# start of TASK DATA

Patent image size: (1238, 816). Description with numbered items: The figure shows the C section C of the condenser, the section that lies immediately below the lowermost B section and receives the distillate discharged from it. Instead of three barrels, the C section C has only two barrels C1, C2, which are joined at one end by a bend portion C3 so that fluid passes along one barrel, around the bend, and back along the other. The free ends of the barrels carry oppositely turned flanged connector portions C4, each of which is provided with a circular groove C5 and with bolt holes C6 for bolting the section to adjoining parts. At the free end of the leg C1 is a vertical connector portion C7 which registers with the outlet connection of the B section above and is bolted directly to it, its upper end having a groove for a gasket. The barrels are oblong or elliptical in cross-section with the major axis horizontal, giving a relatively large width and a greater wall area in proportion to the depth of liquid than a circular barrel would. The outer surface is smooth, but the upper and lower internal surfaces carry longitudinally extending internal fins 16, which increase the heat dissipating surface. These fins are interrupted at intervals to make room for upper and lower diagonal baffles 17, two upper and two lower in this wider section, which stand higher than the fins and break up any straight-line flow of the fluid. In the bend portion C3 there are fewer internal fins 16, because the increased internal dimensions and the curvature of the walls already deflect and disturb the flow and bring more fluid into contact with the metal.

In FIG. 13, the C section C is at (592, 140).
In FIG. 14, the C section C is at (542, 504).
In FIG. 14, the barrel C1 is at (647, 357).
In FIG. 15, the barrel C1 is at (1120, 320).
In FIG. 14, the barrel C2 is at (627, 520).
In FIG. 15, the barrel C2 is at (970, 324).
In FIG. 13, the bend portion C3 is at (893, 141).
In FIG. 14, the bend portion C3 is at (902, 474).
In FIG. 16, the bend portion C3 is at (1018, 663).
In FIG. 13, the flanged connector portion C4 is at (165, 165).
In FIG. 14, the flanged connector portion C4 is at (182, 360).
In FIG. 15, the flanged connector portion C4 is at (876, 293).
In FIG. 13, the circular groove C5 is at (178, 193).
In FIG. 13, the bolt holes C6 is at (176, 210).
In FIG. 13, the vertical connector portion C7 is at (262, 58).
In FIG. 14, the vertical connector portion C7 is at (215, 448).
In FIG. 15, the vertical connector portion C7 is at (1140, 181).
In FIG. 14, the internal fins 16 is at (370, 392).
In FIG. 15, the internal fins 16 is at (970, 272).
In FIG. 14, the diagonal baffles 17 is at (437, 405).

# end of TASK DATA

__SET TASK__
Reproduce the entire listing above line for line, changing nothing.

__TASK SOLUTION__
Patent image size: (1238, 816). Description with numbered items: The figure shows the C section C of the condenser, the section that lies immediately below the lowermost B section and receives the distillate discharged from it. Instead of three barrels, the C section C has only two barrels C1, C2, which are joined at one end by a bend portion C3 so that fluid passes along one barrel, around the bend, and back along the other. The free ends of the barrels carry oppositely turned flanged connector portions C4, each of which is provided with a circular groove C5 and with bolt holes C6 for bolting the section to adjoining parts. At the free end of the leg C1 is a vertical connector portion C7 which registers with the outlet connection of the B section above and is bolted directly to it, its upper end having a groove for a gasket. The barrels are oblong or elliptical in cross-section with the major axis horizontal, giving a relatively large width and a greater wall area in proportion to the depth of liquid than a circular barrel would. The outer surface is smooth, but the upper and lower internal surfaces carry longitudinally extending internal fins 16, which increase the heat dissipating surface. These fins are interrupted at intervals to make room for upper and lower diagonal baffles 17, two upper and two lower in this wider section, which stand higher than the fins and break up any straight-line flow of the fluid. In the bend portion C3 there are fewer internal fins 16, because the increased internal dimensions and the curvature of the walls already deflect and disturb the flow and bring more fluid into contact with the metal.

In FIG. 13, the C section C is at (592, 140).
In FIG. 14, the C section C is at (542, 504).
In FIG. 14, the barrel C1 is at (647, 357).
In FIG. 15, the barrel C1 is at (1120, 320).
In FIG. 14, the barrel C2 is at (627, 520).
In FIG. 15, the barrel C2 is at (970, 324).
In FIG. 13, the bend portion C3 is at (893, 141).
In FIG. 14, the bend portion C3 is at (902, 474).
In FIG. 16, the bend portion C3 is at (1018, 663).
In FIG. 13, the flanged connector portion C4 is at (165, 165).
In FIG. 14, the flanged connector portion C4 is at (182, 360).
In FIG. 15, the flanged connector portion C4 is at (876, 293).
In FIG. 13, the circular groove C5 is at (178, 193).
In FIG. 13, the bolt holes C6 is at (176, 210).
In FIG. 13, the vertical connector portion C7 is at (262, 58).
In FIG. 14, the vertical connector portion C7 is at (215, 448).
In FIG. 15, the vertical connector portion C7 is at (1140, 181).
In FIG. 14, the internal fins 16 is at (370, 392).
In FIG. 15, the internal fins 16 is at (970, 272).
In FIG. 14, the diagonal baffles 17 is at (437, 405).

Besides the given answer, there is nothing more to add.